§ TASK INSTRUCTIONS
Your task is to copy every line of this material exactly.

§ ENTRIES SHOWN
BEGIN

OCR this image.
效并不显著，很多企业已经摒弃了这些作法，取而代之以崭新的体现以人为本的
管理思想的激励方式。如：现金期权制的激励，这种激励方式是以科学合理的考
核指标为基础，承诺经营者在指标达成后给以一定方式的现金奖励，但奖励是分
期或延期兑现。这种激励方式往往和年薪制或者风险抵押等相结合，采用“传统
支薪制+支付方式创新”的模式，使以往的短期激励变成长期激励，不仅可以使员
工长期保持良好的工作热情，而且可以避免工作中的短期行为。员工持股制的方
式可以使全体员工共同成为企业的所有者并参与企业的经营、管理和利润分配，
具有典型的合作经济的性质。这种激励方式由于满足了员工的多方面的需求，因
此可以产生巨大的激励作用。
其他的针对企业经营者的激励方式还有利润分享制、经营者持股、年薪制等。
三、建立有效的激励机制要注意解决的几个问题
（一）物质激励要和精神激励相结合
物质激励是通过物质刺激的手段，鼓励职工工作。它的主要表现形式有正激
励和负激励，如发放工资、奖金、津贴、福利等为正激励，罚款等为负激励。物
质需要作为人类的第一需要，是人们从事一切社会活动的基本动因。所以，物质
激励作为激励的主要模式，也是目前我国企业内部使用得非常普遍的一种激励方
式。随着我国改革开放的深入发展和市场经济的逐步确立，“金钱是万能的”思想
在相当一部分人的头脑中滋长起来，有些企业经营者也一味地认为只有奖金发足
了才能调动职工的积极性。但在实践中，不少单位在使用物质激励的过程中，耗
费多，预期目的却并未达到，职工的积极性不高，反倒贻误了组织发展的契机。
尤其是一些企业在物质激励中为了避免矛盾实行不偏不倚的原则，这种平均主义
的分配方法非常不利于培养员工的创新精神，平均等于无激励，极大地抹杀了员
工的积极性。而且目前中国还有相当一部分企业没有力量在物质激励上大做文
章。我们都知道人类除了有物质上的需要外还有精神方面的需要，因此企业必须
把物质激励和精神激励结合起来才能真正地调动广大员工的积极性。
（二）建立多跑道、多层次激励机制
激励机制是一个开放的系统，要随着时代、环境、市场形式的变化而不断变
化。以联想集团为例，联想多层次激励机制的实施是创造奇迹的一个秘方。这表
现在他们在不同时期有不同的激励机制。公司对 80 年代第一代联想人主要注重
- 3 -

END

§ EXERCISE ANSWER
OCR this image.
效并不显著，很多企业已经摒弃了这些作法，取而代之以崭新的体现以人为本的
管理思想的激励方式。如：现金期权制的激励，这种激励方式是以科学合理的考
核指标为基础，承诺经营者在指标达成后给以一定方式的现金奖励，但奖励是分
期或延期兑现。这种激励方式往往和年薪制或者风险抵押等相结合，采用“传统
支薪制+支付方式创新”的模式，使以往的短期激励变成长期激励，不仅可以使员
工长期保持良好的工作热情，而且可以避免工作中的短期行为。员工持股制的方
式可以使全体员工共同成为企业的所有者并参与企业的经营、管理和利润分配，
具有典型的合作经济的性质。这种激励方式由于满足了员工的多方面的需求，因
此可以产生巨大的激励作用。
其他的针对企业经营者的激励方式还有利润分享制、经营者持股、年薪制等。
三、建立有效的激励机制要注意解决的几个问题
（一）物质激励要和精神激励相结合
物质激励是通过物质刺激的手段，鼓励职工工作。它的主要表现形式有正激
励和负激励，如发放工资、奖金、津贴、福利等为正激励，罚款等为负激励。物
质需要作为人类的第一需要，是人们从事一切社会活动的基本动因。所以，物质
激励作为激励的主要模式，也是目前我国企业内部使用得非常普遍的一种激励方
式。随着我国改革开放的深入发展和市场经济的逐步确立，“金钱是万能的”思想
在相当一部分人的头脑中滋长起来，有些企业经营者也一味地认为只有奖金发足
了才能调动职工的积极性。但在实践中，不少单位在使用物质激励的过程中，耗
费多，预期目的却并未达到，职工的积极性不高，反倒贻误了组织发展的契机。
尤其是一些企业在物质激励中为了避免矛盾实行不偏不倚的原则，这种平均主义
的分配方法非常不利于培养员工的创新精神，平均等于无激励，极大地抹杀了员
工的积极性。而且目前中国还有相当一部分企业没有力量在物质激励上大做文
章。我们都知道人类除了有物质上的需要外还有精神方面的需要，因此企业必须
把物质激励和精神激励结合起来才能真正地调动广大员工的积极性。
（二）建立多跑道、多层次激励机制
激励机制是一个开放的系统，要随着时代、环境、市场形式的变化而不断变
化。以联想集团为例，联想多层次激励机制的实施是创造奇迹的一个秘方。这表
现在他们在不同时期有不同的激励机制。公司对 80 年代第一代联想人主要注重
- 3 -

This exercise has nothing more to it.